___ DATA ___

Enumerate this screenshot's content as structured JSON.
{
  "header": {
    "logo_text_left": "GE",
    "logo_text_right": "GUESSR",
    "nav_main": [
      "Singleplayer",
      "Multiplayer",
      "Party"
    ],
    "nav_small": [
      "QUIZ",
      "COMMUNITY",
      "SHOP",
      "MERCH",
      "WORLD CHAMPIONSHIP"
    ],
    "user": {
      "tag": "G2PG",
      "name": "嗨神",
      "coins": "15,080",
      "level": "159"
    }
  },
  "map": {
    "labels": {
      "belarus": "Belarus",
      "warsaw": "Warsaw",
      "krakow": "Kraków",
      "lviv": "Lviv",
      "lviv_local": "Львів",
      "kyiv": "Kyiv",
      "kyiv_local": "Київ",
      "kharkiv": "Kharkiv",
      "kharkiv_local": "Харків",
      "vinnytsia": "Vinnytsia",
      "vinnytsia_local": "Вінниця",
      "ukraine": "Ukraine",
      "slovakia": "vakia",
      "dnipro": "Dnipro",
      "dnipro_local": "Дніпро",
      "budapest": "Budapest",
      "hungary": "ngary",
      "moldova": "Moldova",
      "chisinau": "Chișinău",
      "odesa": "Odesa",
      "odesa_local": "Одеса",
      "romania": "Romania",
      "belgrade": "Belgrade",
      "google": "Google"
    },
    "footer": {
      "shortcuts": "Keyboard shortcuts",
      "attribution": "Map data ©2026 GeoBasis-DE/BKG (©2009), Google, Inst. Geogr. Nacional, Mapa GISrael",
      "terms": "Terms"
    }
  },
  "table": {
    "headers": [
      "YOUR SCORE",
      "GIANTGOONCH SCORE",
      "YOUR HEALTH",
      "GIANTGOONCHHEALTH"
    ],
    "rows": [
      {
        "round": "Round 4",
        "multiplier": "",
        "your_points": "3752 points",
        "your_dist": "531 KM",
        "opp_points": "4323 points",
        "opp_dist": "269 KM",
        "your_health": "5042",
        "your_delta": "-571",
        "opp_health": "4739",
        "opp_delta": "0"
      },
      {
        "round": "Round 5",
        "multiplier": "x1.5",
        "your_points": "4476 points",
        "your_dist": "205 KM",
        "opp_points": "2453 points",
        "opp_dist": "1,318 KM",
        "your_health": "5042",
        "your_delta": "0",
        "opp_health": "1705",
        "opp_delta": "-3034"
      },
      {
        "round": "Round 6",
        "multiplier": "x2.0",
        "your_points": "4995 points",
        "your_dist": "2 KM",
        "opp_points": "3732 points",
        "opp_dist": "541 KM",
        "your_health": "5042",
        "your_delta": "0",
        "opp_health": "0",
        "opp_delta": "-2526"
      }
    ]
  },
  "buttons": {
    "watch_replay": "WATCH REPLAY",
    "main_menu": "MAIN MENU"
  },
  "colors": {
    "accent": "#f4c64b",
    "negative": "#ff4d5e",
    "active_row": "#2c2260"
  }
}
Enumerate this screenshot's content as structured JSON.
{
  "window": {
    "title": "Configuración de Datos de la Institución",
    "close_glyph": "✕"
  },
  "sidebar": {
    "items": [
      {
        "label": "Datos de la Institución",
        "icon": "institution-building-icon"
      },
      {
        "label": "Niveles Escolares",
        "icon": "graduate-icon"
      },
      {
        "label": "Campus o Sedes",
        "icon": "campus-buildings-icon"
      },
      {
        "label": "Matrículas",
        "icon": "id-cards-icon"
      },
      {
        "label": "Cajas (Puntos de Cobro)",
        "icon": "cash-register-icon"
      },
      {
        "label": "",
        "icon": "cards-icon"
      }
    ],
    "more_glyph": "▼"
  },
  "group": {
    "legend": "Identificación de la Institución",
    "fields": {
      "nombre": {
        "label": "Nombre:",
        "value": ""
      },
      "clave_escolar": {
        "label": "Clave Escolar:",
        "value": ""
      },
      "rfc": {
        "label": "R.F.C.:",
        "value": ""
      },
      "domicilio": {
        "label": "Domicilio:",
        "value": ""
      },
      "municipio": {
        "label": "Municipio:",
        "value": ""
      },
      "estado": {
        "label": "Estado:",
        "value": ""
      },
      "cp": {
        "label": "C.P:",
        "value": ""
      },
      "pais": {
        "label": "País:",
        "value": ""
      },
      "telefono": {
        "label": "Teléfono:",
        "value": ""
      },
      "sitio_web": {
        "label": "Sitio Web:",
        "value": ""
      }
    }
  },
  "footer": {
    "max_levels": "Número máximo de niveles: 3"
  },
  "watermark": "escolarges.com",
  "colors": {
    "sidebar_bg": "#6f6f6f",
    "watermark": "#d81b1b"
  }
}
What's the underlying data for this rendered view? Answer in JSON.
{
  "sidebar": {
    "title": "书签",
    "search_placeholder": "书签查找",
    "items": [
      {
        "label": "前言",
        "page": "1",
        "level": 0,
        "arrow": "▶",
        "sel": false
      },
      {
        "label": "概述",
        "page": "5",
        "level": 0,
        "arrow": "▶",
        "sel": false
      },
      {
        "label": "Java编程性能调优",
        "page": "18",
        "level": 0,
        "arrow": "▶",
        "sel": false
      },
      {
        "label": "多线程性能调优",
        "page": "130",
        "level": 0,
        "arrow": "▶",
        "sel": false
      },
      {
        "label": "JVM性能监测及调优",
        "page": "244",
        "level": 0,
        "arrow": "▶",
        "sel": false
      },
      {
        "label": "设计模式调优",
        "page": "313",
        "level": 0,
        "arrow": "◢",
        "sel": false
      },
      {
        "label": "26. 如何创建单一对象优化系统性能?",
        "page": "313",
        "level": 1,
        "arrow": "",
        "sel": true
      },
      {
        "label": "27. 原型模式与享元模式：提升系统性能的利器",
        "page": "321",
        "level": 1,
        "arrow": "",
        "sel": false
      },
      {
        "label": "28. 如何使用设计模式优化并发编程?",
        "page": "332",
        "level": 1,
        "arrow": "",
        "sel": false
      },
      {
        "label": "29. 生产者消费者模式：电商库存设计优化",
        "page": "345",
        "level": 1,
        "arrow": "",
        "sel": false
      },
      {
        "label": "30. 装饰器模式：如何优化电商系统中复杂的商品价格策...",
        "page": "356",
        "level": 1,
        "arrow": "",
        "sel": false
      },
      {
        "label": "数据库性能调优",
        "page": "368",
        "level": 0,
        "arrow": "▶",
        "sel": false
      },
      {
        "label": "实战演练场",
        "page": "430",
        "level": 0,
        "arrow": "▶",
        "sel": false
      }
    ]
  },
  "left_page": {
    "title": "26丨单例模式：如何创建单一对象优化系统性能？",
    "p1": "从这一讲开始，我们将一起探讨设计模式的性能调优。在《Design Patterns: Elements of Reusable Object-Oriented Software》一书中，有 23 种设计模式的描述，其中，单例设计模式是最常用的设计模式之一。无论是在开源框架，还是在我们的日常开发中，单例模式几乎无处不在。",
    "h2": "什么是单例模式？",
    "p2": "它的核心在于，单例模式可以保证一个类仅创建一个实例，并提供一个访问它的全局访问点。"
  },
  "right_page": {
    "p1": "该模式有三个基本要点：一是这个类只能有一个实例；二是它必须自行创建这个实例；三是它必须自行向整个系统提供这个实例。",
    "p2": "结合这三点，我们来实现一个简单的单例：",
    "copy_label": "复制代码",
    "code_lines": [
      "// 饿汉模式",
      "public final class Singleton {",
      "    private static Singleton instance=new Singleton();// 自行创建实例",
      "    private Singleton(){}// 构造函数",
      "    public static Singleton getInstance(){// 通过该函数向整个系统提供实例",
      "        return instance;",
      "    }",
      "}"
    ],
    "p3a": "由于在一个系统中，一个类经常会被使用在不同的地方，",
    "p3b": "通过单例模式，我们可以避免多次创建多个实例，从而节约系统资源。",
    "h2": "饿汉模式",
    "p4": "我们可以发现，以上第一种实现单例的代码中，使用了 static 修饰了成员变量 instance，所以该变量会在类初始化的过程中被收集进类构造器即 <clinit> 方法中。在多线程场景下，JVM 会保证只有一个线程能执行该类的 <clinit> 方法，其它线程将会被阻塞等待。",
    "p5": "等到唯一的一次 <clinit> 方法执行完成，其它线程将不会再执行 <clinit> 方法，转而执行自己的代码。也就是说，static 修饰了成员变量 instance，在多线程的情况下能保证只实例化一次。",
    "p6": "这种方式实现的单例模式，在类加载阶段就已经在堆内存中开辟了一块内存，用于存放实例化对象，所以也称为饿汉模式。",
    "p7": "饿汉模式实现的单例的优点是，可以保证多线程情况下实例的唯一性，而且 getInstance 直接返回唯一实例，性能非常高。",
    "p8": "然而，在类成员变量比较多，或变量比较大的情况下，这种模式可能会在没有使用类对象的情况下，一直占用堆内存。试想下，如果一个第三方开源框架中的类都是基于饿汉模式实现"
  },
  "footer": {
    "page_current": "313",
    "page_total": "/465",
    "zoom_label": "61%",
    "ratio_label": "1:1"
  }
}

___

## WRITTEN EXERCISE
Find the word "Institución" in the material, then list each line that holds it.

## ANSWER TO THIS TASK
    "title": "Configuración de Datos de la Institución",
        "label": "Datos de la Institución",
    "legend": "Identificación de la Institución",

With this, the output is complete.